▸ **Short exercise**: Scan the entries for the string "this" and give the number of lines that have it, nothing further.

▸ **Dataset records**:
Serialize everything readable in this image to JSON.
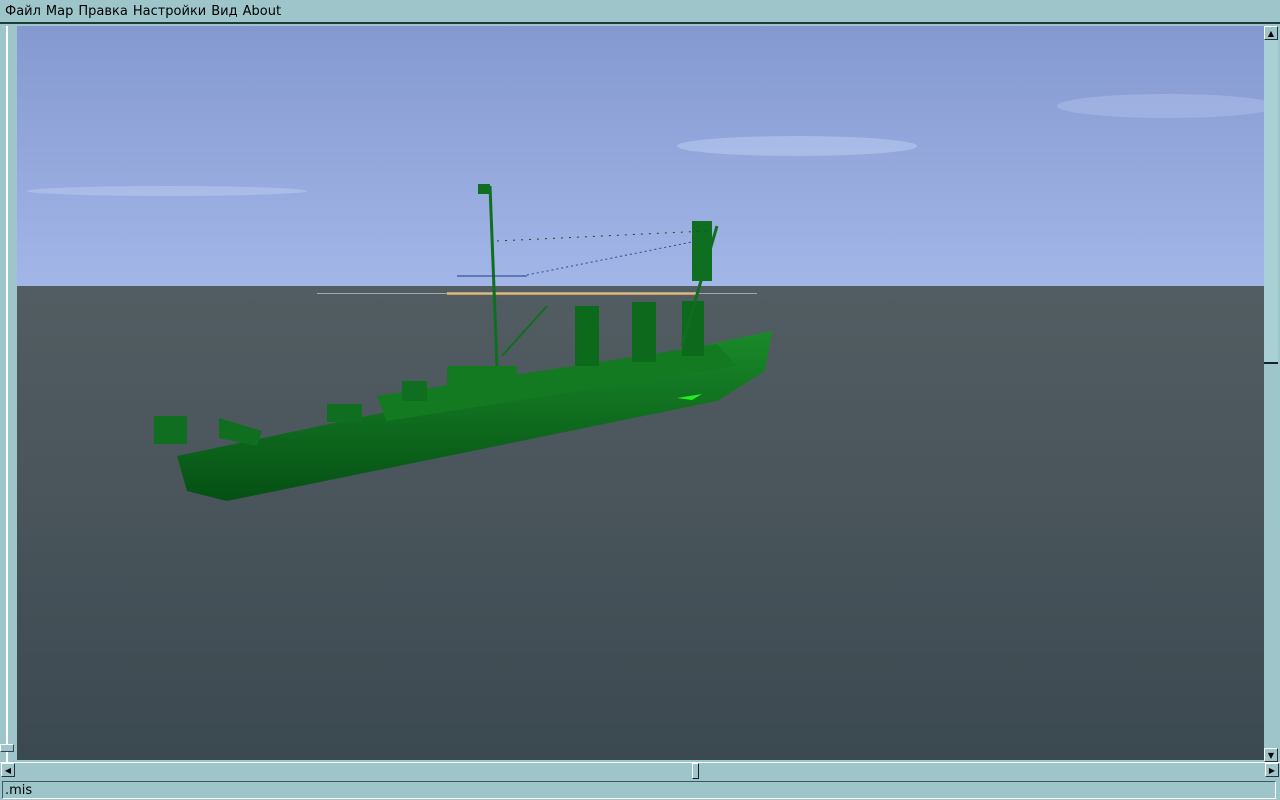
{
  "menu": [
    "Файл",
    "Мар",
    "Правка",
    "Настройки",
    "Вид",
    "About"
  ],
  "status": {
    "text": ".mis"
  },
  "scene": {
    "sky_top": "#8aa0d6",
    "sky_bottom": "#a4b8e8",
    "sea_top": "#4a5a62",
    "sea_bottom": "#3c4a50",
    "ship_color": "#0a6a1c"
  }
}
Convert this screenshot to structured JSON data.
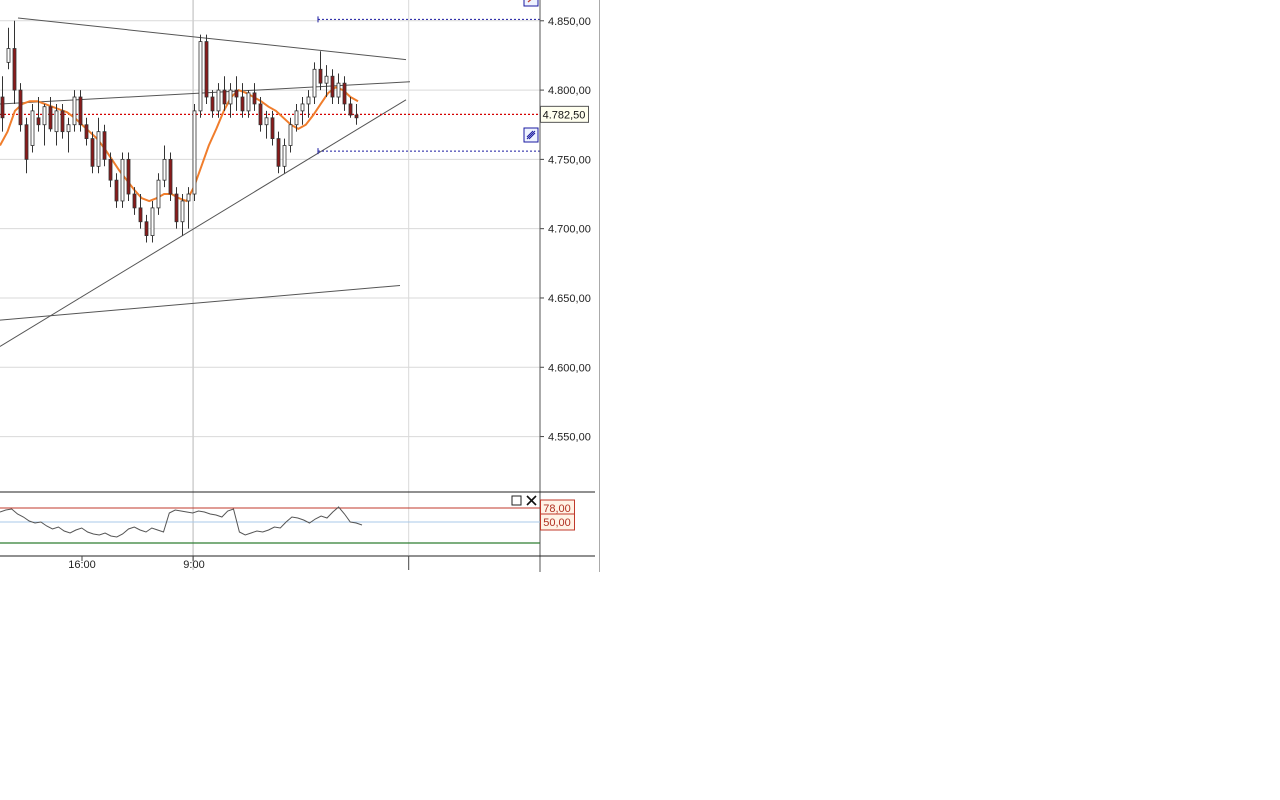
{
  "colors": {
    "grid": "#d9d9d9",
    "candle_up": "#ffffff",
    "candle_down": "#8b1a1a",
    "candle_edge": "#333333",
    "ma_line": "#f07d2c",
    "trendline": "#555555",
    "price_line": "#d40000",
    "target_line": "#1a1aa0",
    "osc_line": "#555555",
    "osc_upper": "#c0392b",
    "osc_lower": "#2e7d32",
    "osc_mid": "#a8c8e8",
    "tag_border": "#c0392b",
    "tag_bg": "#fff3e6"
  },
  "icons": {
    "chart_maximize": "square-icon",
    "chart_close": "close-icon",
    "drawing_handle": "drawing-tool-icon"
  },
  "price_tag": "4.782,50",
  "osc_tags": {
    "upper": "78,00",
    "mid": "50,00"
  },
  "chart_data": {
    "type": "candlestick",
    "price_axis": {
      "range": [
        4510,
        4865
      ],
      "ticks": [
        4850,
        4800,
        4750,
        4700,
        4650,
        4600,
        4550
      ],
      "tick_labels": [
        "4.850,00",
        "4.800,00",
        "4.750,00",
        "4.700,00",
        "4.650,00",
        "4.600,00",
        "4.550,00"
      ],
      "grid": true
    },
    "time_axis": {
      "tick_labels": [
        "16:00",
        "9:00"
      ],
      "tick_bar_index": [
        14,
        39
      ],
      "session_break_bar_index": 39,
      "extra_gridline_bar_index": 83
    },
    "last_price": 4782.5,
    "candles": [
      [
        4795,
        4810,
        4770,
        4780
      ],
      [
        4820,
        4845,
        4815,
        4830
      ],
      [
        4830,
        4850,
        4790,
        4800
      ],
      [
        4800,
        4805,
        4770,
        4775
      ],
      [
        4775,
        4780,
        4740,
        4750
      ],
      [
        4760,
        4790,
        4755,
        4785
      ],
      [
        4780,
        4795,
        4770,
        4775
      ],
      [
        4775,
        4790,
        4760,
        4788
      ],
      [
        4788,
        4795,
        4770,
        4772
      ],
      [
        4770,
        4790,
        4760,
        4785
      ],
      [
        4785,
        4790,
        4765,
        4770
      ],
      [
        4770,
        4780,
        4755,
        4775
      ],
      [
        4775,
        4800,
        4770,
        4795
      ],
      [
        4795,
        4800,
        4770,
        4775
      ],
      [
        4775,
        4780,
        4760,
        4765
      ],
      [
        4765,
        4770,
        4740,
        4745
      ],
      [
        4745,
        4780,
        4740,
        4770
      ],
      [
        4770,
        4775,
        4745,
        4750
      ],
      [
        4750,
        4755,
        4730,
        4735
      ],
      [
        4735,
        4740,
        4715,
        4720
      ],
      [
        4720,
        4755,
        4715,
        4750
      ],
      [
        4750,
        4755,
        4720,
        4725
      ],
      [
        4725,
        4730,
        4710,
        4715
      ],
      [
        4715,
        4725,
        4700,
        4705
      ],
      [
        4705,
        4710,
        4690,
        4695
      ],
      [
        4695,
        4720,
        4690,
        4715
      ],
      [
        4715,
        4740,
        4710,
        4735
      ],
      [
        4735,
        4760,
        4730,
        4750
      ],
      [
        4750,
        4755,
        4720,
        4725
      ],
      [
        4725,
        4730,
        4700,
        4705
      ],
      [
        4705,
        4725,
        4695,
        4720
      ],
      [
        4720,
        4730,
        4700,
        4725
      ],
      [
        4725,
        4790,
        4720,
        4785
      ],
      [
        4785,
        4840,
        4780,
        4835
      ],
      [
        4835,
        4840,
        4790,
        4795
      ],
      [
        4795,
        4800,
        4780,
        4785
      ],
      [
        4785,
        4805,
        4780,
        4800
      ],
      [
        4800,
        4810,
        4785,
        4790
      ],
      [
        4790,
        4805,
        4780,
        4800
      ],
      [
        4800,
        4810,
        4785,
        4795
      ],
      [
        4795,
        4805,
        4780,
        4785
      ],
      [
        4785,
        4800,
        4780,
        4798
      ],
      [
        4798,
        4805,
        4785,
        4790
      ],
      [
        4790,
        4795,
        4770,
        4775
      ],
      [
        4775,
        4785,
        4765,
        4780
      ],
      [
        4780,
        4785,
        4760,
        4765
      ],
      [
        4765,
        4770,
        4740,
        4745
      ],
      [
        4745,
        4765,
        4740,
        4760
      ],
      [
        4760,
        4780,
        4755,
        4775
      ],
      [
        4775,
        4790,
        4770,
        4785
      ],
      [
        4785,
        4795,
        4775,
        4790
      ],
      [
        4790,
        4800,
        4780,
        4795
      ],
      [
        4795,
        4820,
        4790,
        4815
      ],
      [
        4815,
        4828,
        4800,
        4805
      ],
      [
        4805,
        4818,
        4795,
        4810
      ],
      [
        4810,
        4815,
        4790,
        4795
      ],
      [
        4795,
        4812,
        4790,
        4805
      ],
      [
        4805,
        4810,
        4785,
        4790
      ],
      [
        4790,
        4795,
        4780,
        4782
      ],
      [
        4782,
        4790,
        4775,
        4780
      ]
    ],
    "moving_average": [
      4760,
      4770,
      4785,
      4790,
      4792,
      4792,
      4790,
      4788,
      4786,
      4784,
      4780,
      4775,
      4770,
      4765,
      4758,
      4750,
      4742,
      4735,
      4728,
      4722,
      4720,
      4722,
      4725,
      4725,
      4722,
      4720,
      4730,
      4745,
      4760,
      4772,
      4785,
      4795,
      4800,
      4798,
      4795,
      4792,
      4788,
      4785,
      4780,
      4775,
      4772,
      4775,
      4782,
      4790,
      4798,
      4802,
      4800,
      4795,
      4792
    ],
    "oscillator": {
      "range": [
        0,
        100
      ],
      "upper_level": 78,
      "mid_level": 50,
      "lower_level": 8,
      "values": [
        70,
        74,
        76,
        66,
        60,
        52,
        48,
        50,
        42,
        36,
        40,
        32,
        28,
        34,
        38,
        30,
        26,
        24,
        28,
        22,
        20,
        26,
        36,
        40,
        34,
        30,
        38,
        34,
        30,
        68,
        74,
        72,
        70,
        68,
        72,
        70,
        66,
        64,
        60,
        72,
        76,
        30,
        24,
        28,
        32,
        30,
        34,
        40,
        38,
        50,
        60,
        58,
        54,
        48,
        56,
        62,
        58,
        70,
        80,
        66,
        50,
        48,
        44
      ]
    }
  }
}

▸ **Task result**: 2